WHAT THIS TASK INVOLVES
All lines in which the word "Sekarang" occurs are to be extracted.

DATASET RECORDS
** START **
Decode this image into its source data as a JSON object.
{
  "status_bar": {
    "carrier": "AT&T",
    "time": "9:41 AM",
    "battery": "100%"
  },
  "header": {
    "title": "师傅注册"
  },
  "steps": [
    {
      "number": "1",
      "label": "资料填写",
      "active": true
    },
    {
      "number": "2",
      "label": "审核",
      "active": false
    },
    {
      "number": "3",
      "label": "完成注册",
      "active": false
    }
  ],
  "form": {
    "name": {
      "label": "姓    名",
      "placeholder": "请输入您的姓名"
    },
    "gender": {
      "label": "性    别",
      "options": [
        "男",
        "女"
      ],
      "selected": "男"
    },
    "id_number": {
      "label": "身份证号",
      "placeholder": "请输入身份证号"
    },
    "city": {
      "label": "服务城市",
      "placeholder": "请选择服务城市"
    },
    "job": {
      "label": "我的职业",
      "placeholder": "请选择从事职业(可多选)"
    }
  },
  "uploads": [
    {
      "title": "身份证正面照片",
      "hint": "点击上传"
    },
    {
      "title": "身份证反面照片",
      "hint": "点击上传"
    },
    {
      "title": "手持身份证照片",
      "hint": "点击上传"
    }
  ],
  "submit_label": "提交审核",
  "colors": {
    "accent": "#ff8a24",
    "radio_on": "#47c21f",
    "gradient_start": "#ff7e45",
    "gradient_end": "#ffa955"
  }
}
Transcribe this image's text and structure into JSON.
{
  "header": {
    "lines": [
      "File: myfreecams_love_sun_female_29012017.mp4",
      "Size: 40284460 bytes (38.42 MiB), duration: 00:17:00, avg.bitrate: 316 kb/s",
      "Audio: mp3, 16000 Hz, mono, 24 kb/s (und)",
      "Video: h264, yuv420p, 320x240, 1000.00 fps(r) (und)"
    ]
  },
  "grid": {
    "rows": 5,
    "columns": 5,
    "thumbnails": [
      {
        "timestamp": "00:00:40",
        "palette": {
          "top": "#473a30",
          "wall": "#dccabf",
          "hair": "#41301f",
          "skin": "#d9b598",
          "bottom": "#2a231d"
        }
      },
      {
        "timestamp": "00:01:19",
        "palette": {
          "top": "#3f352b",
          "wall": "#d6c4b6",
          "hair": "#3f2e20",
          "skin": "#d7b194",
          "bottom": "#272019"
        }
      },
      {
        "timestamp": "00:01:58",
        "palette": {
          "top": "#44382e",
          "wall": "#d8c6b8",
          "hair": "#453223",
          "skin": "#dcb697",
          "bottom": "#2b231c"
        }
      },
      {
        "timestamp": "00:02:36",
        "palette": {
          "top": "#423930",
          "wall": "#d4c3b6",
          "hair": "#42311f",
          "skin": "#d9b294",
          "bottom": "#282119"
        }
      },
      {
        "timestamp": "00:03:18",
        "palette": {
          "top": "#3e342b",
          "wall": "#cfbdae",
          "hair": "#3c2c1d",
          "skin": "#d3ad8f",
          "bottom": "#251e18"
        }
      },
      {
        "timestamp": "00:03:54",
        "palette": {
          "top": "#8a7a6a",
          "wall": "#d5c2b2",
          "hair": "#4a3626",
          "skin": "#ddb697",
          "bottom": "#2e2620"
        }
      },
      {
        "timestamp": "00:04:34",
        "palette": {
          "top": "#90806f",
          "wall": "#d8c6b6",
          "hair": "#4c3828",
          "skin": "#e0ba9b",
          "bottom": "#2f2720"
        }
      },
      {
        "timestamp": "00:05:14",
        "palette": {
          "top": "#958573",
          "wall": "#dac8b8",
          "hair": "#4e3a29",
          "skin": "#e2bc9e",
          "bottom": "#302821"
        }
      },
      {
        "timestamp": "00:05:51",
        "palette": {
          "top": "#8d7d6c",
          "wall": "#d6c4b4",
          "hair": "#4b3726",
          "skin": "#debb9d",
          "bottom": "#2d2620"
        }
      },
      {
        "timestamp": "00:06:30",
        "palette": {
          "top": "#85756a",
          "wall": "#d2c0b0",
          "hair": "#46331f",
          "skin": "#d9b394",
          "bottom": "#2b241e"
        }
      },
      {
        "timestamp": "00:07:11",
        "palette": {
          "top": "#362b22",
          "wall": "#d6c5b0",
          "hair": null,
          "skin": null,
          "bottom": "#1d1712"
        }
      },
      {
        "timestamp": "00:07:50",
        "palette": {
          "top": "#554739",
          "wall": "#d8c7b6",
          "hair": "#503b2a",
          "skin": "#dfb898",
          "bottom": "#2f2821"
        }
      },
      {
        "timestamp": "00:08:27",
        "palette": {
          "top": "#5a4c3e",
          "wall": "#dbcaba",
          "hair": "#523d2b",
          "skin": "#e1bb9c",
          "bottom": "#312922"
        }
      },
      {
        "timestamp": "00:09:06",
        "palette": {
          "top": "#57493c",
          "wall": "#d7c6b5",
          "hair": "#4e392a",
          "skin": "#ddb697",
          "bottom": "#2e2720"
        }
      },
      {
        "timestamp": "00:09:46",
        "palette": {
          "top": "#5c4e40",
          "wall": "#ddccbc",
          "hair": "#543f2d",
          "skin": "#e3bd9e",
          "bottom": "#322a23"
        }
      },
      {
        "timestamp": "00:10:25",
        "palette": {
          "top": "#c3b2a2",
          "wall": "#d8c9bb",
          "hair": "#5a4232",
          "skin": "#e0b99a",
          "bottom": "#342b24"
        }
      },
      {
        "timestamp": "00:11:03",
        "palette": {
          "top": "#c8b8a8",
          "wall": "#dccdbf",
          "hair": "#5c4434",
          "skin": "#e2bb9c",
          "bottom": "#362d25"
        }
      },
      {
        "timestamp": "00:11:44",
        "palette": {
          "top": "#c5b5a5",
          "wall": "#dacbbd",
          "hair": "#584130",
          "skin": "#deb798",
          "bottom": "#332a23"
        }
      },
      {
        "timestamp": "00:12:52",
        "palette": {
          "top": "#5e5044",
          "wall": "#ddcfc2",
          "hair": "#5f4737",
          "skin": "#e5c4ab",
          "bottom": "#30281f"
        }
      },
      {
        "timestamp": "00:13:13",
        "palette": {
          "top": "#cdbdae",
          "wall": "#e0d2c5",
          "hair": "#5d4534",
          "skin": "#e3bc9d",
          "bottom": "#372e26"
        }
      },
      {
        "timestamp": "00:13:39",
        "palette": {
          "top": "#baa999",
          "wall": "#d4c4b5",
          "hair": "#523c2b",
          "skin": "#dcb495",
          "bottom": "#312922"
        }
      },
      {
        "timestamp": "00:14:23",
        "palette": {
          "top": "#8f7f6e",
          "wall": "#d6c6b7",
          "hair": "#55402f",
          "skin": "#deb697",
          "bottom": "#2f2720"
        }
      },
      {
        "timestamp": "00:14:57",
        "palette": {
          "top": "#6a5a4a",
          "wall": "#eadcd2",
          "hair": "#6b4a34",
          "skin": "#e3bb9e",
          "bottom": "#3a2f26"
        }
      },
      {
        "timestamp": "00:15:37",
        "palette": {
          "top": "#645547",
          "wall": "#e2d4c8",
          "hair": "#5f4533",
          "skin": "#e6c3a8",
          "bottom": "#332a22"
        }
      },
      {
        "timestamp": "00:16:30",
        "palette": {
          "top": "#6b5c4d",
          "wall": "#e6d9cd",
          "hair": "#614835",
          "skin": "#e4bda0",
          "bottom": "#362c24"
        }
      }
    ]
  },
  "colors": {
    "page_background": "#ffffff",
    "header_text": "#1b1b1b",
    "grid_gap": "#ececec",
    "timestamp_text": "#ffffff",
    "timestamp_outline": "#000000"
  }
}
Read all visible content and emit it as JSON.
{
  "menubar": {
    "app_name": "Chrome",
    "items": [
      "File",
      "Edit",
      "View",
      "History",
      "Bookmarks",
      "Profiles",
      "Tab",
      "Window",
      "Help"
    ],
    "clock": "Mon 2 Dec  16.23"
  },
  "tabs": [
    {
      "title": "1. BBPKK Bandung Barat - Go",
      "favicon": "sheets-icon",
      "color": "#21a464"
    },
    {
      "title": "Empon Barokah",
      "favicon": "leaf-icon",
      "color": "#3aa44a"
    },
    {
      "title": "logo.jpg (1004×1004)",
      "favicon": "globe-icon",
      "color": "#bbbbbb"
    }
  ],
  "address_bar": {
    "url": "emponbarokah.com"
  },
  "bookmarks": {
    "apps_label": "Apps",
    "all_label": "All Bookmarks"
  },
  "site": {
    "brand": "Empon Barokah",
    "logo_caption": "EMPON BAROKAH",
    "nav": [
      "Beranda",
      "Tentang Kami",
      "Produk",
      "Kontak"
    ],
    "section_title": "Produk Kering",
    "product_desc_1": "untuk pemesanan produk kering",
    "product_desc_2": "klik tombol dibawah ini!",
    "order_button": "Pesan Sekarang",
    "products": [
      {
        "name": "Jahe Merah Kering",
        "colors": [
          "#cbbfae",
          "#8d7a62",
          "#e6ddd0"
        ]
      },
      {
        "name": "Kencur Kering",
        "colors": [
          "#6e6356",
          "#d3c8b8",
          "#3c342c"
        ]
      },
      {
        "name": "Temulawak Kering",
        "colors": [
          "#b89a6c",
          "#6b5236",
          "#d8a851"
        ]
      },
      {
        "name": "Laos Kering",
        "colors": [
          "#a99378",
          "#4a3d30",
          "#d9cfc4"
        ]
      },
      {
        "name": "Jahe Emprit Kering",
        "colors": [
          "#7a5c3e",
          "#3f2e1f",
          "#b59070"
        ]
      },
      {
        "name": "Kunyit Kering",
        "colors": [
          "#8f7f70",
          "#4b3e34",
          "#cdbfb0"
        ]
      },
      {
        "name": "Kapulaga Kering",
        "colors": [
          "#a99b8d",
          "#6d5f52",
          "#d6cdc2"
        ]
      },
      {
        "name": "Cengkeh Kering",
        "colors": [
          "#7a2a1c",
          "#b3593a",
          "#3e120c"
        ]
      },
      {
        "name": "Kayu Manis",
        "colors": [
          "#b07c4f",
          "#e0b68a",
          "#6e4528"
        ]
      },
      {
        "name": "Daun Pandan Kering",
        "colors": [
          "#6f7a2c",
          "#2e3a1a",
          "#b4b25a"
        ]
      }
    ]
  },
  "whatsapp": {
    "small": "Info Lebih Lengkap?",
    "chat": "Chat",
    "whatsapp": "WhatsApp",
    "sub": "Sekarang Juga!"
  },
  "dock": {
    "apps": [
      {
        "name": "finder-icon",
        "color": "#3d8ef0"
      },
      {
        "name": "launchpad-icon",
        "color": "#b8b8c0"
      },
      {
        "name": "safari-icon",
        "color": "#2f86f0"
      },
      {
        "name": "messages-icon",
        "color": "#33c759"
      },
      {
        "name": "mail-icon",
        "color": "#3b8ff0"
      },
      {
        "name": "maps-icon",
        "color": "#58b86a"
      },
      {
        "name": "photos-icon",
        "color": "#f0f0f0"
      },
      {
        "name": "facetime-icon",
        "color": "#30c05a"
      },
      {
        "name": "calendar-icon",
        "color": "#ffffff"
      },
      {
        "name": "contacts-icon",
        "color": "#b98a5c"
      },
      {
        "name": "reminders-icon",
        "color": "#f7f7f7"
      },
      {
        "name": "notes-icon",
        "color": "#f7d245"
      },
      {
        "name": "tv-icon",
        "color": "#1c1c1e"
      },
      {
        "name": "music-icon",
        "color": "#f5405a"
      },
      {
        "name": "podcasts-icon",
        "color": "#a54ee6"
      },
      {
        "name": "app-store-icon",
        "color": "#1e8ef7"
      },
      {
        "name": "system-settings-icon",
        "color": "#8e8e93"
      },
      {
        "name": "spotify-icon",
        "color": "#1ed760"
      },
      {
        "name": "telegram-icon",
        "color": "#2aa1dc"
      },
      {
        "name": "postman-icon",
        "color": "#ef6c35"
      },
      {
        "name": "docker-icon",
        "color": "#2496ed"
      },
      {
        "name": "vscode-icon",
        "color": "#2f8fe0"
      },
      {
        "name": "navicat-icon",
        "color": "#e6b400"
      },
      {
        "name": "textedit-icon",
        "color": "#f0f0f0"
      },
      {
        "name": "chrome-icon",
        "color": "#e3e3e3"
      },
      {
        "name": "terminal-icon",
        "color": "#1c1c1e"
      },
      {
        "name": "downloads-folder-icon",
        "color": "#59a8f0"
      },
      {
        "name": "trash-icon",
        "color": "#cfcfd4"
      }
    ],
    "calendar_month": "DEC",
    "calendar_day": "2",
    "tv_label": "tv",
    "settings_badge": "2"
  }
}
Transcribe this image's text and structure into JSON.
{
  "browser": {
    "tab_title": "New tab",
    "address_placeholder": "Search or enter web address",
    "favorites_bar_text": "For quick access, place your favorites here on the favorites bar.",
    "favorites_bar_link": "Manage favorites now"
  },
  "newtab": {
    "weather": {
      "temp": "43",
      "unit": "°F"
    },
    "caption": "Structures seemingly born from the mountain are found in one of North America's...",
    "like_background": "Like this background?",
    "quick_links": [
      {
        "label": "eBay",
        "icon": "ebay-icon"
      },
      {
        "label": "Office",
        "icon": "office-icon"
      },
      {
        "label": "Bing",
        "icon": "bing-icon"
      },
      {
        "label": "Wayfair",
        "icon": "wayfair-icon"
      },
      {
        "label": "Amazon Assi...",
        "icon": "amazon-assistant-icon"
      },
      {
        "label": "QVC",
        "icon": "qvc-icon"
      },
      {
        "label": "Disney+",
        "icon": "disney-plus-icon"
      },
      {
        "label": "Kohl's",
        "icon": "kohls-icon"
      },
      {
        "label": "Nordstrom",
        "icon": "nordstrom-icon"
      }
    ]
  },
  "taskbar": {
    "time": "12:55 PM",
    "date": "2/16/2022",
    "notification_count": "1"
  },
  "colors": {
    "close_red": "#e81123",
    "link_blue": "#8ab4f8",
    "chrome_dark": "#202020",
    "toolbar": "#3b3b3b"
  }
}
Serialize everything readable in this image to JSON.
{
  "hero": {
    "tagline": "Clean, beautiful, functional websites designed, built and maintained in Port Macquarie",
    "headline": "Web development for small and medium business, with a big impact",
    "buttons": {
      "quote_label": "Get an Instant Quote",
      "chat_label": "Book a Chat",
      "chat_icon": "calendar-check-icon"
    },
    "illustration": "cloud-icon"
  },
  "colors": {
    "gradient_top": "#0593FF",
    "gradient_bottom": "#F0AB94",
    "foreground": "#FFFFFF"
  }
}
** END **
RESPONSE TO THE TASK
    "order_button": "Pesan Sekarang",
    "sub": "Sekarang Juga!"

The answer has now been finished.